# [Requirements]
Give every line again exactly as it appears, please, but not the pictures.

# [Dataset extract]
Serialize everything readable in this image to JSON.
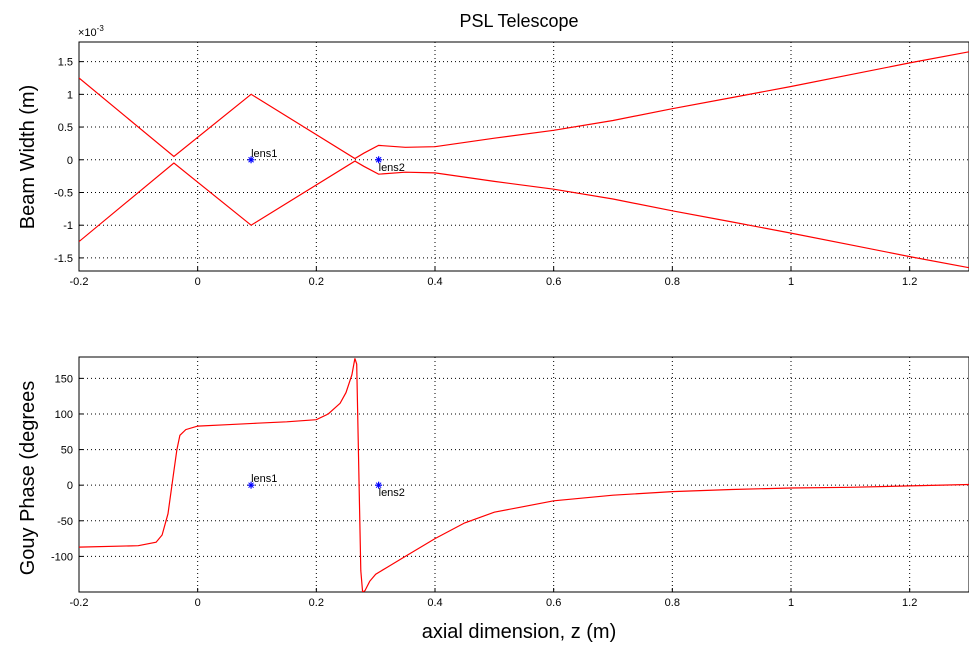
{
  "chart_data": [
    {
      "type": "line",
      "title": "PSL Telescope",
      "xlabel": "",
      "ylabel": "Beam Width (m)",
      "y_multiplier_label": "x 10^-3",
      "xlim": [
        -0.2,
        1.3
      ],
      "ylim": [
        -1.7,
        1.8
      ],
      "grid": true,
      "line_color": "#ff0000",
      "marker_color": "#0000ff",
      "x_ticks": [
        -0.2,
        0,
        0.2,
        0.4,
        0.6,
        0.8,
        1,
        1.2
      ],
      "x_tick_labels": [
        "-0.2",
        "0",
        "0.2",
        "0.4",
        "0.6",
        "0.8",
        "1",
        "1.2"
      ],
      "y_ticks": [
        1.5,
        1,
        0.5,
        0,
        -0.5,
        -1,
        -1.5
      ],
      "y_tick_labels": [
        "1.5",
        "1",
        "0.5",
        "0",
        "-0.5",
        "-1",
        "-1.5"
      ],
      "series": [
        {
          "x": [
            -0.2,
            -0.04,
            0.09,
            0.265,
            0.28,
            0.305,
            0.35,
            0.4,
            0.5,
            0.6,
            0.7,
            0.8,
            0.9,
            1.0,
            1.1,
            1.2,
            1.3
          ],
          "y": [
            1.25,
            0.05,
            1.0,
            0.02,
            0.1,
            0.22,
            0.19,
            0.2,
            0.33,
            0.45,
            0.6,
            0.78,
            0.95,
            1.12,
            1.3,
            1.48,
            1.65
          ]
        },
        {
          "x": [
            -0.2,
            -0.04,
            0.09,
            0.265,
            0.28,
            0.305,
            0.35,
            0.4,
            0.5,
            0.6,
            0.7,
            0.8,
            0.9,
            1.0,
            1.1,
            1.2,
            1.3
          ],
          "y": [
            -1.25,
            -0.05,
            -1.0,
            -0.02,
            -0.1,
            -0.22,
            -0.19,
            -0.2,
            -0.33,
            -0.45,
            -0.6,
            -0.78,
            -0.95,
            -1.12,
            -1.3,
            -1.48,
            -1.65
          ]
        }
      ],
      "markers": [
        {
          "x": 0.09,
          "y": 0,
          "label": "lens1"
        },
        {
          "x": 0.305,
          "y": 0,
          "label": "lens2"
        }
      ]
    },
    {
      "type": "line",
      "title": "",
      "xlabel": "axial dimension, z (m)",
      "ylabel": "Gouy Phase (degrees",
      "xlim": [
        -0.2,
        1.3
      ],
      "ylim": [
        -150,
        180
      ],
      "grid": true,
      "line_color": "#ff0000",
      "marker_color": "#0000ff",
      "x_ticks": [
        -0.2,
        0,
        0.2,
        0.4,
        0.6,
        0.8,
        1,
        1.2
      ],
      "x_tick_labels": [
        "-0.2",
        "0",
        "0.2",
        "0.4",
        "0.6",
        "0.8",
        "1",
        "1.2"
      ],
      "y_ticks": [
        150,
        100,
        50,
        0,
        -50,
        -100
      ],
      "y_tick_labels": [
        "150",
        "100",
        "50",
        "0",
        "-50",
        "-100"
      ],
      "series": [
        {
          "x": [
            -0.2,
            -0.1,
            -0.07,
            -0.06,
            -0.05,
            -0.04,
            -0.035,
            -0.03,
            -0.02,
            0.0,
            0.05,
            0.1,
            0.15,
            0.2,
            0.22,
            0.24,
            0.25,
            0.26,
            0.265,
            0.268,
            0.272,
            0.275,
            0.278,
            0.282,
            0.29,
            0.3,
            0.32,
            0.35,
            0.4,
            0.45,
            0.5,
            0.6,
            0.7,
            0.8,
            0.9,
            1.0,
            1.1,
            1.2,
            1.3
          ],
          "y": [
            -87,
            -85,
            -80,
            -70,
            -40,
            20,
            50,
            70,
            78,
            83,
            85,
            87,
            89,
            92,
            100,
            115,
            130,
            155,
            178,
            170,
            0,
            -120,
            -150,
            -148,
            -135,
            -125,
            -115,
            -100,
            -75,
            -53,
            -38,
            -22,
            -14,
            -9,
            -6,
            -4,
            -3,
            -1,
            1
          ]
        }
      ],
      "markers": [
        {
          "x": 0.09,
          "y": 0,
          "label": "lens1"
        },
        {
          "x": 0.305,
          "y": 0,
          "label": "lens2"
        }
      ]
    }
  ]
}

# [Answer]
Serialize everything readable in this image to JSON.
{
  "chart_data": [
    {
      "type": "line",
      "title": "PSL Telescope",
      "xlabel": "",
      "ylabel": "Beam Width (m)",
      "y_multiplier_label": "x 10^-3",
      "xlim": [
        -0.2,
        1.3
      ],
      "ylim": [
        -1.7,
        1.8
      ],
      "grid": true,
      "line_color": "#ff0000",
      "marker_color": "#0000ff",
      "x_ticks": [
        -0.2,
        0,
        0.2,
        0.4,
        0.6,
        0.8,
        1,
        1.2
      ],
      "x_tick_labels": [
        "-0.2",
        "0",
        "0.2",
        "0.4",
        "0.6",
        "0.8",
        "1",
        "1.2"
      ],
      "y_ticks": [
        1.5,
        1,
        0.5,
        0,
        -0.5,
        -1,
        -1.5
      ],
      "y_tick_labels": [
        "1.5",
        "1",
        "0.5",
        "0",
        "-0.5",
        "-1",
        "-1.5"
      ],
      "series": [
        {
          "x": [
            -0.2,
            -0.04,
            0.09,
            0.265,
            0.28,
            0.305,
            0.35,
            0.4,
            0.5,
            0.6,
            0.7,
            0.8,
            0.9,
            1.0,
            1.1,
            1.2,
            1.3
          ],
          "y": [
            1.25,
            0.05,
            1.0,
            0.02,
            0.1,
            0.22,
            0.19,
            0.2,
            0.33,
            0.45,
            0.6,
            0.78,
            0.95,
            1.12,
            1.3,
            1.48,
            1.65
          ]
        },
        {
          "x": [
            -0.2,
            -0.04,
            0.09,
            0.265,
            0.28,
            0.305,
            0.35,
            0.4,
            0.5,
            0.6,
            0.7,
            0.8,
            0.9,
            1.0,
            1.1,
            1.2,
            1.3
          ],
          "y": [
            -1.25,
            -0.05,
            -1.0,
            -0.02,
            -0.1,
            -0.22,
            -0.19,
            -0.2,
            -0.33,
            -0.45,
            -0.6,
            -0.78,
            -0.95,
            -1.12,
            -1.3,
            -1.48,
            -1.65
          ]
        }
      ],
      "markers": [
        {
          "x": 0.09,
          "y": 0,
          "label": "lens1"
        },
        {
          "x": 0.305,
          "y": 0,
          "label": "lens2"
        }
      ]
    },
    {
      "type": "line",
      "title": "",
      "xlabel": "axial dimension, z (m)",
      "ylabel": "Gouy Phase (degrees",
      "xlim": [
        -0.2,
        1.3
      ],
      "ylim": [
        -150,
        180
      ],
      "grid": true,
      "line_color": "#ff0000",
      "marker_color": "#0000ff",
      "x_ticks": [
        -0.2,
        0,
        0.2,
        0.4,
        0.6,
        0.8,
        1,
        1.2
      ],
      "x_tick_labels": [
        "-0.2",
        "0",
        "0.2",
        "0.4",
        "0.6",
        "0.8",
        "1",
        "1.2"
      ],
      "y_ticks": [
        150,
        100,
        50,
        0,
        -50,
        -100
      ],
      "y_tick_labels": [
        "150",
        "100",
        "50",
        "0",
        "-50",
        "-100"
      ],
      "series": [
        {
          "x": [
            -0.2,
            -0.1,
            -0.07,
            -0.06,
            -0.05,
            -0.04,
            -0.035,
            -0.03,
            -0.02,
            0.0,
            0.05,
            0.1,
            0.15,
            0.2,
            0.22,
            0.24,
            0.25,
            0.26,
            0.265,
            0.268,
            0.272,
            0.275,
            0.278,
            0.282,
            0.29,
            0.3,
            0.32,
            0.35,
            0.4,
            0.45,
            0.5,
            0.6,
            0.7,
            0.8,
            0.9,
            1.0,
            1.1,
            1.2,
            1.3
          ],
          "y": [
            -87,
            -85,
            -80,
            -70,
            -40,
            20,
            50,
            70,
            78,
            83,
            85,
            87,
            89,
            92,
            100,
            115,
            130,
            155,
            178,
            170,
            0,
            -120,
            -150,
            -148,
            -135,
            -125,
            -115,
            -100,
            -75,
            -53,
            -38,
            -22,
            -14,
            -9,
            -6,
            -4,
            -3,
            -1,
            1
          ]
        }
      ],
      "markers": [
        {
          "x": 0.09,
          "y": 0,
          "label": "lens1"
        },
        {
          "x": 0.305,
          "y": 0,
          "label": "lens2"
        }
      ]
    }
  ]
}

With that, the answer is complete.